> [Input material]
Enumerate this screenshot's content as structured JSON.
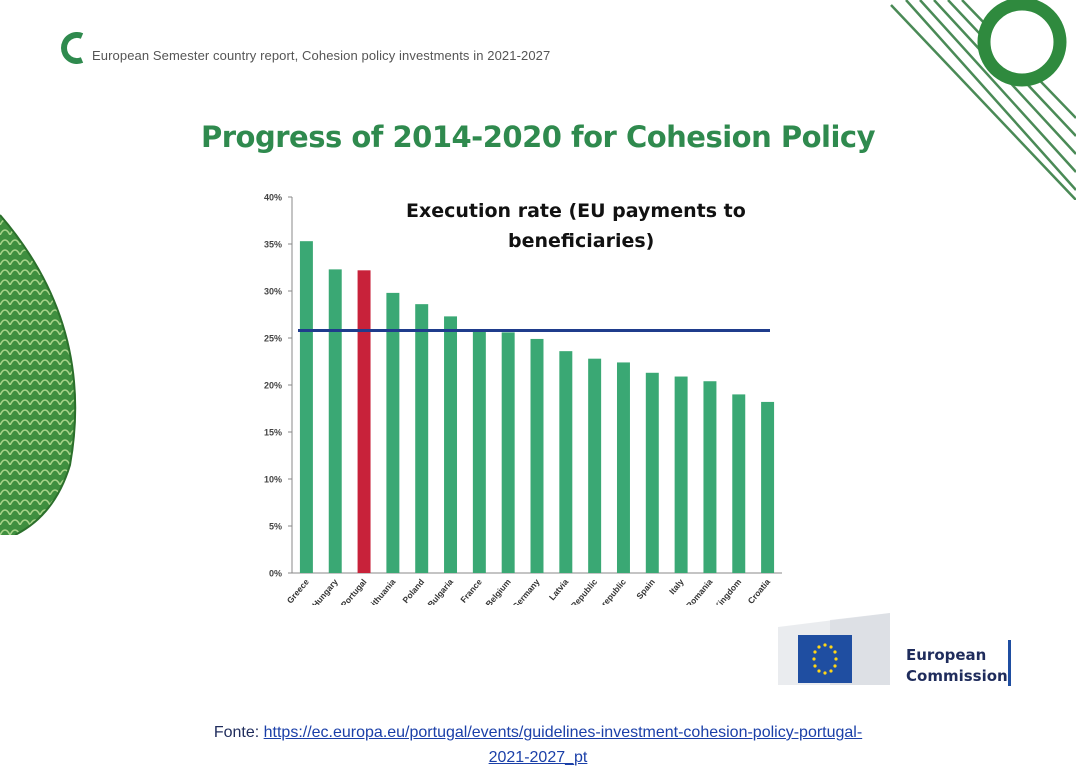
{
  "header": {
    "subtitle": "European Semester country report, Cohesion policy investments in 2021-2027"
  },
  "slide": {
    "title": "Progress of 2014-2020 for Cohesion Policy"
  },
  "chart_data": {
    "type": "bar",
    "title_line1": "Execution rate (EU payments to",
    "title_line2": "beneficiaries)",
    "categories": [
      "Greece",
      "Hungary",
      "Portugal",
      "Lithuania",
      "Poland",
      "Bulgaria",
      "France",
      "Belgium",
      "Germany",
      "Latvia",
      "Czech Republic",
      "Slovak republic",
      "Spain",
      "Italy",
      "Romania",
      "United Kingdom",
      "Croatia"
    ],
    "values": [
      35.3,
      32.3,
      32.2,
      29.8,
      28.6,
      27.3,
      25.9,
      25.6,
      24.9,
      23.6,
      22.8,
      22.4,
      21.3,
      20.9,
      20.4,
      19.0,
      18.2
    ],
    "highlight": "Portugal",
    "reference_line": 25.8,
    "ylim": [
      0,
      40
    ],
    "yticks": [
      0,
      5,
      10,
      15,
      20,
      25,
      30,
      35,
      40
    ],
    "ytick_labels": [
      "0%",
      "5%",
      "10%",
      "15%",
      "20%",
      "25%",
      "30%",
      "35%",
      "40%"
    ],
    "colors": {
      "bar": "#3aa874",
      "highlight": "#c8223a",
      "reference": "#1f3c8c"
    }
  },
  "logo": {
    "line1": "European",
    "line2": "Commission"
  },
  "footer": {
    "prefix": "Fonte: ",
    "link_line1": "https://ec.europa.eu/portugal/events/guidelines-investment-cohesion-policy-portugal-",
    "link_line2": "2021-2027_pt"
  }
}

> [Task prompt]
Repeat the listing in full and exactly. Leave any pictures out.

> [Solution to this problem]
Enumerate this screenshot's content as structured JSON.
{
  "header": {
    "subtitle": "European Semester country report, Cohesion policy investments in 2021-2027"
  },
  "slide": {
    "title": "Progress of 2014-2020 for Cohesion Policy"
  },
  "chart_data": {
    "type": "bar",
    "title_line1": "Execution rate (EU payments to",
    "title_line2": "beneficiaries)",
    "categories": [
      "Greece",
      "Hungary",
      "Portugal",
      "Lithuania",
      "Poland",
      "Bulgaria",
      "France",
      "Belgium",
      "Germany",
      "Latvia",
      "Czech Republic",
      "Slovak republic",
      "Spain",
      "Italy",
      "Romania",
      "United Kingdom",
      "Croatia"
    ],
    "values": [
      35.3,
      32.3,
      32.2,
      29.8,
      28.6,
      27.3,
      25.9,
      25.6,
      24.9,
      23.6,
      22.8,
      22.4,
      21.3,
      20.9,
      20.4,
      19.0,
      18.2
    ],
    "highlight": "Portugal",
    "reference_line": 25.8,
    "ylim": [
      0,
      40
    ],
    "yticks": [
      0,
      5,
      10,
      15,
      20,
      25,
      30,
      35,
      40
    ],
    "ytick_labels": [
      "0%",
      "5%",
      "10%",
      "15%",
      "20%",
      "25%",
      "30%",
      "35%",
      "40%"
    ],
    "colors": {
      "bar": "#3aa874",
      "highlight": "#c8223a",
      "reference": "#1f3c8c"
    }
  },
  "logo": {
    "line1": "European",
    "line2": "Commission"
  },
  "footer": {
    "prefix": "Fonte: ",
    "link_line1": "https://ec.europa.eu/portugal/events/guidelines-investment-cohesion-policy-portugal-",
    "link_line2": "2021-2027_pt"
  }
}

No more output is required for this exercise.